[What is asked] Search the data for the string "name" and extract every line where it appears.

(Figure dataset records)
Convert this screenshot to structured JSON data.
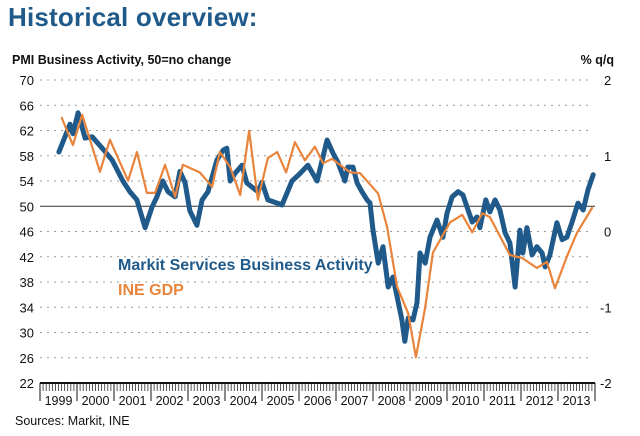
{
  "page": {
    "title": "Historical overview:",
    "source": "Sources: Markit, INE"
  },
  "colors": {
    "title": "#1f5a8a",
    "pmi_series": "#1f5a8a",
    "gdp_series": "#e8843c",
    "grid": "#9a9a9a",
    "axis": "#111111"
  },
  "chart_data": {
    "type": "line",
    "title": "Historical overview:",
    "ylabel": "PMI Business Activity, 50=no change",
    "ylabel_right": "% q/q",
    "xlabel": "",
    "x_categories": [
      "1999",
      "2000",
      "2001",
      "2002",
      "2003",
      "2004",
      "2005",
      "2006",
      "2007",
      "2008",
      "2009",
      "2010",
      "2011",
      "2012",
      "2013"
    ],
    "xlim": [
      1999,
      2014
    ],
    "ylim": [
      22,
      70
    ],
    "yticks": [
      70,
      66,
      62,
      58,
      54,
      50,
      46,
      42,
      38,
      34,
      30,
      26,
      22
    ],
    "ylim_right": [
      -2,
      2
    ],
    "yticks_right": [
      2,
      1,
      0,
      -1,
      -2
    ],
    "reference_line": 50,
    "grid": true,
    "legend": "inside-center-left",
    "series": [
      {
        "name": "Markit Services Business Activity",
        "axis": "left",
        "color": "#1f5a8a",
        "x": [
          1999.51,
          1999.81,
          1999.89,
          2000.03,
          2000.22,
          2000.41,
          2000.68,
          2000.95,
          2001.24,
          2001.43,
          2001.62,
          2001.84,
          2002.03,
          2002.16,
          2002.32,
          2002.46,
          2002.65,
          2002.78,
          2002.92,
          2003.05,
          2003.24,
          2003.38,
          2003.54,
          2003.78,
          2003.95,
          2004.05,
          2004.14,
          2004.27,
          2004.46,
          2004.59,
          2004.89,
          2005.0,
          2005.16,
          2005.41,
          2005.54,
          2005.81,
          2006.03,
          2006.24,
          2006.49,
          2006.76,
          2006.92,
          2007.05,
          2007.24,
          2007.32,
          2007.46,
          2007.57,
          2007.7,
          2007.84,
          2007.92,
          2008.0,
          2008.14,
          2008.27,
          2008.41,
          2008.54,
          2008.78,
          2008.86,
          2008.95,
          2009.08,
          2009.19,
          2009.27,
          2009.41,
          2009.54,
          2009.73,
          2009.89,
          2010.0,
          2010.14,
          2010.3,
          2010.43,
          2010.54,
          2010.68,
          2010.81,
          2010.89,
          2011.05,
          2011.16,
          2011.3,
          2011.43,
          2011.57,
          2011.7,
          2011.84,
          2011.97,
          2012.05,
          2012.16,
          2012.3,
          2012.43,
          2012.57,
          2012.65,
          2012.78,
          2012.97,
          2013.11,
          2013.24,
          2013.38,
          2013.54,
          2013.68,
          2013.81,
          2013.95
        ],
        "values": [
          58.6,
          63,
          61.5,
          64.8,
          60.8,
          61,
          59.2,
          57.3,
          54,
          52.3,
          51,
          46.6,
          49.9,
          51.5,
          54,
          52.3,
          51.5,
          55.5,
          53.8,
          49.3,
          47,
          51,
          52.3,
          57.3,
          58.9,
          59.2,
          54,
          55.2,
          56.5,
          53.7,
          52.3,
          53.8,
          51,
          50.5,
          50.2,
          54,
          55.2,
          56.5,
          54,
          60.5,
          58.4,
          57,
          54,
          56.2,
          56.2,
          53.7,
          52.3,
          51,
          50.5,
          46.2,
          41,
          43.6,
          37.2,
          38.8,
          32,
          28.6,
          32.3,
          32,
          34.7,
          42.6,
          41,
          45.1,
          47.8,
          45.1,
          48.9,
          51.5,
          52.3,
          51.8,
          49.9,
          47.5,
          48.3,
          46.6,
          51,
          49.1,
          51,
          49.4,
          45.8,
          44.2,
          37.2,
          46.2,
          42.6,
          46.6,
          42.3,
          43.6,
          42.6,
          40.4,
          42.3,
          47.4,
          44.7,
          45.1,
          47.5,
          50.5,
          49.4,
          52.6,
          55
        ]
      },
      {
        "name": "INE GDP",
        "axis": "right",
        "color": "#e8843c",
        "x": [
          1999.59,
          1999.89,
          2000.14,
          2000.62,
          2000.89,
          2001.38,
          2001.62,
          2001.89,
          2002.11,
          2002.38,
          2002.65,
          2002.86,
          2003.32,
          2003.65,
          2003.86,
          2004.14,
          2004.41,
          2004.65,
          2004.89,
          2005.16,
          2005.41,
          2005.65,
          2005.89,
          2006.16,
          2006.43,
          2006.65,
          2006.89,
          2007.38,
          2007.65,
          2008.14,
          2008.38,
          2008.65,
          2008.95,
          2009.16,
          2009.41,
          2009.62,
          2010.08,
          2010.41,
          2010.68,
          2010.95,
          2011.16,
          2011.7,
          2012.03,
          2012.43,
          2012.7,
          2012.92,
          2013.24,
          2013.51,
          2013.92
        ],
        "values": [
          1.5,
          1.14,
          1.54,
          0.79,
          1.21,
          0.67,
          1.05,
          0.51,
          0.51,
          0.88,
          0.46,
          0.88,
          0.78,
          0.59,
          1.05,
          0.85,
          0.48,
          1.33,
          0.42,
          0.97,
          1.05,
          0.78,
          1.18,
          0.94,
          1.12,
          0.9,
          0.96,
          0.78,
          0.77,
          0.5,
          0.06,
          -0.73,
          -1.08,
          -1.66,
          -1.0,
          -0.28,
          0.12,
          0.22,
          -0.01,
          0.24,
          0.19,
          -0.31,
          -0.35,
          -0.48,
          -0.4,
          -0.75,
          -0.33,
          -0.02,
          0.31
        ]
      }
    ]
  }
}
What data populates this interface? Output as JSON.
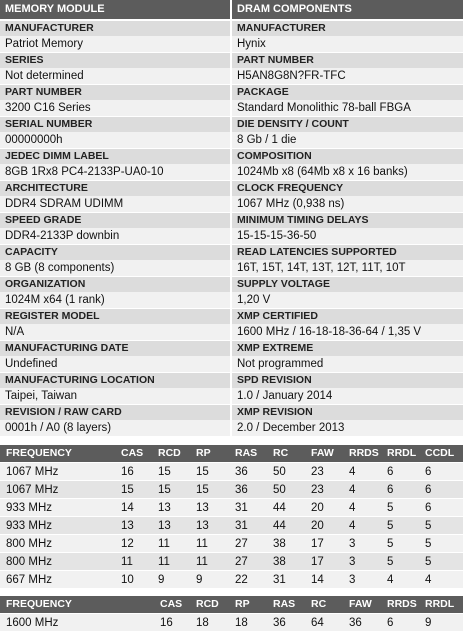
{
  "left_header": "MEMORY MODULE",
  "right_header": "DRAM COMPONENTS",
  "rows": [
    {
      "left_label": "MANUFACTURER",
      "left_value": "Patriot Memory",
      "right_label": "MANUFACTURER",
      "right_value": "Hynix"
    },
    {
      "left_label": "SERIES",
      "left_value": "Not determined",
      "right_label": "PART NUMBER",
      "right_value": "H5AN8G8N?FR-TFC"
    },
    {
      "left_label": "PART NUMBER",
      "left_value": "3200 C16 Series",
      "right_label": "PACKAGE",
      "right_value": "Standard Monolithic 78-ball FBGA"
    },
    {
      "left_label": "SERIAL NUMBER",
      "left_value": "00000000h",
      "right_label": "DIE DENSITY / COUNT",
      "right_value": "8 Gb / 1 die"
    },
    {
      "left_label": "JEDEC DIMM LABEL",
      "left_value": "8GB 1Rx8 PC4-2133P-UA0-10",
      "right_label": "COMPOSITION",
      "right_value": "1024Mb x8 (64Mb x8 x 16 banks)"
    },
    {
      "left_label": "ARCHITECTURE",
      "left_value": "DDR4 SDRAM UDIMM",
      "right_label": "CLOCK FREQUENCY",
      "right_value": "1067 MHz (0,938 ns)"
    },
    {
      "left_label": "SPEED GRADE",
      "left_value": "DDR4-2133P downbin",
      "right_label": "MINIMUM TIMING DELAYS",
      "right_value": "15-15-15-36-50"
    },
    {
      "left_label": "CAPACITY",
      "left_value": "8 GB (8 components)",
      "right_label": "READ LATENCIES SUPPORTED",
      "right_value": "16T, 15T, 14T, 13T, 12T, 11T, 10T"
    },
    {
      "left_label": "ORGANIZATION",
      "left_value": "1024M x64 (1 rank)",
      "right_label": "SUPPLY VOLTAGE",
      "right_value": "1,20 V"
    },
    {
      "left_label": "REGISTER MODEL",
      "left_value": "N/A",
      "right_label": "XMP CERTIFIED",
      "right_value": "1600 MHz / 16-18-18-36-64 / 1,35 V"
    },
    {
      "left_label": "MANUFACTURING DATE",
      "left_value": "Undefined",
      "right_label": "XMP EXTREME",
      "right_value": "Not programmed"
    },
    {
      "left_label": "MANUFACTURING LOCATION",
      "left_value": "Taipei, Taiwan",
      "right_label": "SPD REVISION",
      "right_value": "1.0 / January 2014"
    },
    {
      "left_label": "REVISION / RAW CARD",
      "left_value": "0001h / A0 (8 layers)",
      "right_label": "XMP REVISION",
      "right_value": "2.0 / December 2013"
    }
  ],
  "timings": {
    "columns": [
      "FREQUENCY",
      "CAS",
      "RCD",
      "RP",
      "RAS",
      "RC",
      "FAW",
      "RRDS",
      "RRDL",
      "CCDL"
    ],
    "rows": [
      [
        "1067 MHz",
        16,
        15,
        15,
        36,
        50,
        23,
        4,
        6,
        6
      ],
      [
        "1067 MHz",
        15,
        15,
        15,
        36,
        50,
        23,
        4,
        6,
        6
      ],
      [
        "933 MHz",
        14,
        13,
        13,
        31,
        44,
        20,
        4,
        5,
        6
      ],
      [
        "933 MHz",
        13,
        13,
        13,
        31,
        44,
        20,
        4,
        5,
        5
      ],
      [
        "800 MHz",
        12,
        11,
        11,
        27,
        38,
        17,
        3,
        5,
        5
      ],
      [
        "800 MHz",
        11,
        11,
        11,
        27,
        38,
        17,
        3,
        5,
        5
      ],
      [
        "667 MHz",
        10,
        9,
        9,
        22,
        31,
        14,
        3,
        4,
        4
      ]
    ]
  },
  "xmp_timings": {
    "columns": [
      "FREQUENCY",
      "CAS",
      "RCD",
      "RP",
      "RAS",
      "RC",
      "FAW",
      "RRDS",
      "RRDL"
    ],
    "rows": [
      [
        "1600 MHz",
        16,
        18,
        18,
        36,
        64,
        36,
        6,
        9
      ]
    ]
  }
}
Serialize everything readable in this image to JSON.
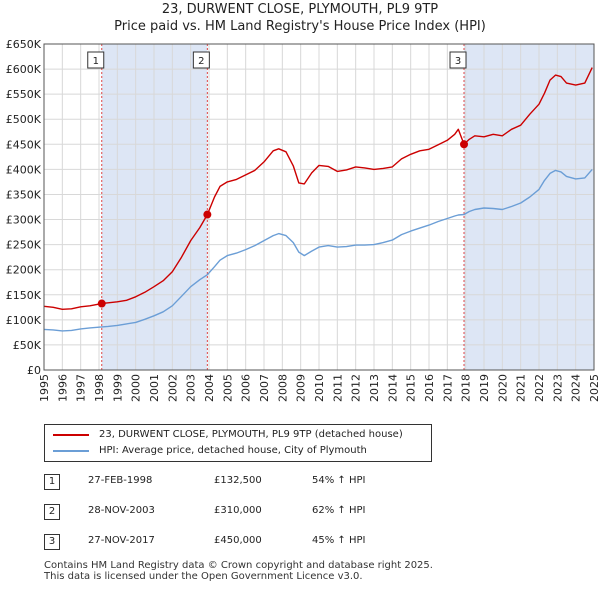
{
  "title_line1": "23, DURWENT CLOSE, PLYMOUTH, PL9 9TP",
  "title_line2": "Price paid vs. HM Land Registry's House Price Index (HPI)",
  "chart_data": {
    "type": "line",
    "title": "23, DURWENT CLOSE, PLYMOUTH, PL9 9TP",
    "subtitle": "Price paid vs. HM Land Registry's House Price Index (HPI)",
    "xlim": [
      1995,
      2025
    ],
    "ylim": [
      0,
      650000
    ],
    "x_ticks": [
      "1995",
      "1996",
      "1997",
      "1998",
      "1999",
      "2000",
      "2001",
      "2002",
      "2003",
      "2004",
      "2005",
      "2006",
      "2007",
      "2008",
      "2009",
      "2010",
      "2011",
      "2012",
      "2013",
      "2014",
      "2015",
      "2016",
      "2017",
      "2018",
      "2019",
      "2020",
      "2021",
      "2022",
      "2023",
      "2024",
      "2025"
    ],
    "y_ticks": [
      {
        "value": 0,
        "label": "£0"
      },
      {
        "value": 50000,
        "label": "£50K"
      },
      {
        "value": 100000,
        "label": "£100K"
      },
      {
        "value": 150000,
        "label": "£150K"
      },
      {
        "value": 200000,
        "label": "£200K"
      },
      {
        "value": 250000,
        "label": "£250K"
      },
      {
        "value": 300000,
        "label": "£300K"
      },
      {
        "value": 350000,
        "label": "£350K"
      },
      {
        "value": 400000,
        "label": "£400K"
      },
      {
        "value": 450000,
        "label": "£450K"
      },
      {
        "value": 500000,
        "label": "£500K"
      },
      {
        "value": 550000,
        "label": "£550K"
      },
      {
        "value": 600000,
        "label": "£600K"
      },
      {
        "value": 650000,
        "label": "£650K"
      }
    ],
    "grid": true,
    "series": [
      {
        "name": "23, DURWENT CLOSE, PLYMOUTH, PL9 9TP (detached house)",
        "color": "#cc0000",
        "x": [
          1995.0,
          1995.5,
          1996.0,
          1996.5,
          1997.0,
          1997.5,
          1998.15,
          1998.5,
          1999.0,
          1999.5,
          2000.0,
          2000.5,
          2001.0,
          2001.5,
          2002.0,
          2002.5,
          2003.0,
          2003.5,
          2003.91,
          2004.3,
          2004.6,
          2005.0,
          2005.5,
          2006.0,
          2006.5,
          2007.0,
          2007.5,
          2007.8,
          2008.2,
          2008.6,
          2008.9,
          2009.2,
          2009.6,
          2010.0,
          2010.5,
          2011.0,
          2011.5,
          2012.0,
          2012.5,
          2013.0,
          2013.5,
          2014.0,
          2014.5,
          2015.0,
          2015.5,
          2016.0,
          2016.5,
          2017.0,
          2017.4,
          2017.6,
          2017.91,
          2018.2,
          2018.5,
          2019.0,
          2019.5,
          2020.0,
          2020.5,
          2021.0,
          2021.5,
          2022.0,
          2022.3,
          2022.6,
          2022.9,
          2023.2,
          2023.5,
          2024.0,
          2024.5,
          2024.9
        ],
        "values": [
          127000,
          125000,
          121000,
          122000,
          126000,
          128000,
          132500,
          134000,
          136000,
          139000,
          146000,
          155000,
          166000,
          178000,
          196000,
          225000,
          258000,
          284000,
          310000,
          345000,
          366000,
          375000,
          380000,
          389000,
          398000,
          415000,
          437000,
          441000,
          435000,
          407000,
          373000,
          371000,
          393000,
          408000,
          406000,
          396000,
          399000,
          405000,
          403000,
          400000,
          402000,
          405000,
          421000,
          430000,
          437000,
          440000,
          449000,
          458000,
          470000,
          480000,
          450000,
          460000,
          467000,
          465000,
          470000,
          467000,
          480000,
          488000,
          510000,
          530000,
          552000,
          578000,
          588000,
          585000,
          572000,
          568000,
          572000,
          603000
        ]
      },
      {
        "name": "HPI: Average price, detached house, City of Plymouth",
        "color": "#6b9ed6",
        "x": [
          1995.0,
          1995.5,
          1996.0,
          1996.5,
          1997.0,
          1997.5,
          1998.15,
          1998.5,
          1999.0,
          1999.5,
          2000.0,
          2000.5,
          2001.0,
          2001.5,
          2002.0,
          2002.5,
          2003.0,
          2003.5,
          2003.91,
          2004.3,
          2004.6,
          2005.0,
          2005.5,
          2006.0,
          2006.5,
          2007.0,
          2007.5,
          2007.8,
          2008.2,
          2008.6,
          2008.9,
          2009.2,
          2009.6,
          2010.0,
          2010.5,
          2011.0,
          2011.5,
          2012.0,
          2012.5,
          2013.0,
          2013.5,
          2014.0,
          2014.5,
          2015.0,
          2015.5,
          2016.0,
          2016.5,
          2017.0,
          2017.4,
          2017.6,
          2017.91,
          2018.2,
          2018.5,
          2019.0,
          2019.5,
          2020.0,
          2020.5,
          2021.0,
          2021.5,
          2022.0,
          2022.3,
          2022.6,
          2022.9,
          2023.2,
          2023.5,
          2024.0,
          2024.5,
          2024.9
        ],
        "values": [
          81000,
          80000,
          78000,
          79000,
          82000,
          84000,
          86000,
          87000,
          89000,
          92000,
          95000,
          101000,
          108000,
          116000,
          128000,
          147000,
          166000,
          180000,
          190000,
          206000,
          219000,
          228000,
          233000,
          240000,
          248000,
          258000,
          268000,
          272000,
          268000,
          254000,
          235000,
          228000,
          237000,
          245000,
          248000,
          245000,
          246000,
          249000,
          249000,
          250000,
          254000,
          259000,
          270000,
          277000,
          283000,
          289000,
          296000,
          302000,
          307000,
          309000,
          310000,
          316000,
          320000,
          323000,
          322000,
          320000,
          326000,
          333000,
          345000,
          360000,
          378000,
          392000,
          398000,
          395000,
          386000,
          381000,
          383000,
          400000
        ]
      }
    ],
    "sales": [
      {
        "id": "1",
        "x": 1998.15,
        "value": 132500,
        "date": "27-FEB-1998",
        "price": "£132,500",
        "hpi": "54% ↑ HPI"
      },
      {
        "id": "2",
        "x": 2003.91,
        "value": 310000,
        "date": "28-NOV-2003",
        "price": "£310,000",
        "hpi": "62% ↑ HPI"
      },
      {
        "id": "3",
        "x": 2017.91,
        "value": 450000,
        "date": "27-NOV-2017",
        "price": "£450,000",
        "hpi": "45% ↑ HPI"
      }
    ],
    "colors": {
      "accent": "#cc0000",
      "hpi": "#6b9ed6",
      "shade": "#dde6f5",
      "marker_line": "#dd4444"
    }
  },
  "legend": {
    "item1": "23, DURWENT CLOSE, PLYMOUTH, PL9 9TP (detached house)",
    "item2": "HPI: Average price, detached house, City of Plymouth"
  },
  "footer": {
    "line1": "Contains HM Land Registry data © Crown copyright and database right 2025.",
    "line2": "This data is licensed under the Open Government Licence v3.0."
  }
}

[Task output]
        "name": "Markit Services Business Activity",
        "name": "INE GDP",
        "name": "23, DURWENT CLOSE, PLYMOUTH, PL9 9TP (detached house)",
        "name": "HPI: Average price, detached house, City of Plymouth",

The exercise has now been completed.